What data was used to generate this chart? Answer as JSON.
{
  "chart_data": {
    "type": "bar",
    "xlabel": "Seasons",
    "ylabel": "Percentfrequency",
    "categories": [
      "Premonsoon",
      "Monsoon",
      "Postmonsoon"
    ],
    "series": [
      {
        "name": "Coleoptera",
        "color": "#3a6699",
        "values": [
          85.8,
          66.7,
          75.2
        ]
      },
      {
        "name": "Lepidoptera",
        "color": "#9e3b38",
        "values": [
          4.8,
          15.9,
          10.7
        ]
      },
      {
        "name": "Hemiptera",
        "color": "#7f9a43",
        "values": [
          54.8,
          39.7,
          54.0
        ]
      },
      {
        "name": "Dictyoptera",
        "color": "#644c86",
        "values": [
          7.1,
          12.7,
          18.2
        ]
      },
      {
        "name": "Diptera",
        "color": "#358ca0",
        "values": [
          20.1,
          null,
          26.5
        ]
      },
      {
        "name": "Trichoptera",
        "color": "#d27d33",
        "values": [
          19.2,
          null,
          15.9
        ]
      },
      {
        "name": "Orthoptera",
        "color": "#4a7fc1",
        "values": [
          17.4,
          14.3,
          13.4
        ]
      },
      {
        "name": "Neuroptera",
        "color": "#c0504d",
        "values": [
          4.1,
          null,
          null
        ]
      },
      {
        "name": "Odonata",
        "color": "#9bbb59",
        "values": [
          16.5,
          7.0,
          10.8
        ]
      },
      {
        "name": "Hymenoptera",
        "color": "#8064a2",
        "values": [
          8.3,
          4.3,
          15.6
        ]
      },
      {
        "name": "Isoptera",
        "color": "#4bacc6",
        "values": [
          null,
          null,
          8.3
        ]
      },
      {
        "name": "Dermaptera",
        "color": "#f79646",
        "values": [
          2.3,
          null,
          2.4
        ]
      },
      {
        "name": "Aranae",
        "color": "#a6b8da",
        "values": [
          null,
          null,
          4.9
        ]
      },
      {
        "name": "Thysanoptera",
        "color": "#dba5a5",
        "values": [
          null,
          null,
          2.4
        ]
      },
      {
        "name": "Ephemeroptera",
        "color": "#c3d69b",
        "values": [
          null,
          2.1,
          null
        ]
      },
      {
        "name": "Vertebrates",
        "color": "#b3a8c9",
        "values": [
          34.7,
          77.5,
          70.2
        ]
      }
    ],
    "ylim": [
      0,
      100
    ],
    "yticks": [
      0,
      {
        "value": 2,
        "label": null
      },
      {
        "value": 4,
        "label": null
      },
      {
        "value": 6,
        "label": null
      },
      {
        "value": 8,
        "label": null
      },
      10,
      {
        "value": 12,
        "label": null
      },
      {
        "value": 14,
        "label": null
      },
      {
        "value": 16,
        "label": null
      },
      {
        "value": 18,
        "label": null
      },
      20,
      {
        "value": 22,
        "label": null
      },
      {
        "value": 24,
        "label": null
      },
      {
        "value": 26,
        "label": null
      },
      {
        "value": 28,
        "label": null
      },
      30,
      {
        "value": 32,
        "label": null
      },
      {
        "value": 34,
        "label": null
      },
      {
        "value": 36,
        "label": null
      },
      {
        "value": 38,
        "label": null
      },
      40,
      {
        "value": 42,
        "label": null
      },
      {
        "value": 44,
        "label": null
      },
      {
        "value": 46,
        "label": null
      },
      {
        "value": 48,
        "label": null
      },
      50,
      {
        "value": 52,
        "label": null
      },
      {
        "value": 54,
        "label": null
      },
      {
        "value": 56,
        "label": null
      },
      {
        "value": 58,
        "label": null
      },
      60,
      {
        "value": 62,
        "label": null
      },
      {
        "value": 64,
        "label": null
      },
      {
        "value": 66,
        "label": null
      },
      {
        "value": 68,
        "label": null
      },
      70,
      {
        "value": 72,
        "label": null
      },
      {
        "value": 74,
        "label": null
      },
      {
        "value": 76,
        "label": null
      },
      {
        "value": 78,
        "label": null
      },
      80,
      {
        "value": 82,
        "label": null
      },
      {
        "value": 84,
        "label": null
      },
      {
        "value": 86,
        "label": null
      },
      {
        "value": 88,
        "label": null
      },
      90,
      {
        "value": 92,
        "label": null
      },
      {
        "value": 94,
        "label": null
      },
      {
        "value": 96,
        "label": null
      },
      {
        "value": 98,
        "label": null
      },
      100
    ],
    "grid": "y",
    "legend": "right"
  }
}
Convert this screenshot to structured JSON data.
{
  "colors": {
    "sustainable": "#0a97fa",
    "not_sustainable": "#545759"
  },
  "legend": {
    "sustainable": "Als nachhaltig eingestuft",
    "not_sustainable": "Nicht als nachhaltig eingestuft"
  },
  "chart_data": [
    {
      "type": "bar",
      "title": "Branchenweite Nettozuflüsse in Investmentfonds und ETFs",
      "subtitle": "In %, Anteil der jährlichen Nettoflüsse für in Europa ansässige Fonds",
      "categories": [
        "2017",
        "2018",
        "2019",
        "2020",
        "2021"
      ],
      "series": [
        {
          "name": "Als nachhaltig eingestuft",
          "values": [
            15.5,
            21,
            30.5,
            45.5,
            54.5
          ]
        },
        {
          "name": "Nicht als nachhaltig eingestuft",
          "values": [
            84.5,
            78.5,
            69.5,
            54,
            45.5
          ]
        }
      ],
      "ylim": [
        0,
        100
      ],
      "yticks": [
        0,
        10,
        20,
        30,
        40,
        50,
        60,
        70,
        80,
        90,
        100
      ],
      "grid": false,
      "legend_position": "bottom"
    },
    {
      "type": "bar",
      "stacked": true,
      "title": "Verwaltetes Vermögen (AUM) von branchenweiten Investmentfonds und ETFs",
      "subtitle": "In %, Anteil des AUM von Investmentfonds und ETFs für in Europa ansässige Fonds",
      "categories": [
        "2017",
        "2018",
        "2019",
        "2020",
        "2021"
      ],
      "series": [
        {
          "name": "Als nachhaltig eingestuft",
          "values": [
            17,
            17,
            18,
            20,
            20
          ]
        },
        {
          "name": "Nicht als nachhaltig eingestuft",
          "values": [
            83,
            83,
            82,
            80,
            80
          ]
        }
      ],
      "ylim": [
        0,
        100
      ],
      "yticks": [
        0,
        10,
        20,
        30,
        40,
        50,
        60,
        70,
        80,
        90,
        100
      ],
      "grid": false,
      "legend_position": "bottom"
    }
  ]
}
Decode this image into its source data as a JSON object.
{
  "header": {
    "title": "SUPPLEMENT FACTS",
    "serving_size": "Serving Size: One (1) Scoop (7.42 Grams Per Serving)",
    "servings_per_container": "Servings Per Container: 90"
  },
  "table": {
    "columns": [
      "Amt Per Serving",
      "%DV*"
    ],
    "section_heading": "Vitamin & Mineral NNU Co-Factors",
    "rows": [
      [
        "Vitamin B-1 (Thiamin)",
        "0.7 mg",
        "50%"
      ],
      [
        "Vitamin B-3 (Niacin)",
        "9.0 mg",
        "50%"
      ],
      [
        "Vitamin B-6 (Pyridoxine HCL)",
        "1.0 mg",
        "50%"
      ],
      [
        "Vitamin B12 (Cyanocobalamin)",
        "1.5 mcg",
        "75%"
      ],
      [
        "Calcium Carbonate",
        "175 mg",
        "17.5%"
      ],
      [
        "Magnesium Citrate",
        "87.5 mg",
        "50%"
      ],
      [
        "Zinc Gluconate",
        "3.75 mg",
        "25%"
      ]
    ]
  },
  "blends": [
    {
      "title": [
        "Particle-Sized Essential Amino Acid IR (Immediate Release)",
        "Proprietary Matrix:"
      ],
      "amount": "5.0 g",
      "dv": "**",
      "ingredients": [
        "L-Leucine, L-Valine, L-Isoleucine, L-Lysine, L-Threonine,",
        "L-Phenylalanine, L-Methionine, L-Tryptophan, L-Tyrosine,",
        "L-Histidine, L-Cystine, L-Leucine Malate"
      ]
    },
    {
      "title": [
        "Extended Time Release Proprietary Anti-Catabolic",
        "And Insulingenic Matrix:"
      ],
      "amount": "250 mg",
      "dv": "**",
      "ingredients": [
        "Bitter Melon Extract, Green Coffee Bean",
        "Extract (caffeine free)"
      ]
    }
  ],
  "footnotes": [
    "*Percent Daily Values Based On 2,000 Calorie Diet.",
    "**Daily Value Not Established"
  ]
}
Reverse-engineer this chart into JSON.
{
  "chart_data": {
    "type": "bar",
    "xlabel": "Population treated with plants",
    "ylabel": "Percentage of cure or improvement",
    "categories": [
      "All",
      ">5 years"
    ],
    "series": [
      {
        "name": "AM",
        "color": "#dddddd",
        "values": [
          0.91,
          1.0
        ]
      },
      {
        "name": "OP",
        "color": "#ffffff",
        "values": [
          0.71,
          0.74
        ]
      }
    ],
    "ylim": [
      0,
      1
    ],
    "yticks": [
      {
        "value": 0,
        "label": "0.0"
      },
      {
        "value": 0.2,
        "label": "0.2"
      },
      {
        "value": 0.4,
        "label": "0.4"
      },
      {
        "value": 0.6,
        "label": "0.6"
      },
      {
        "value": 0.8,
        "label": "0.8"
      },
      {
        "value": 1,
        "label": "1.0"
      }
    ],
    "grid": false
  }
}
=-=-=-=-=
> [Do this]: Count the lines in the records above that contain the word "Proprietary", and reply with only that number.

> [Response for this exercise]: 2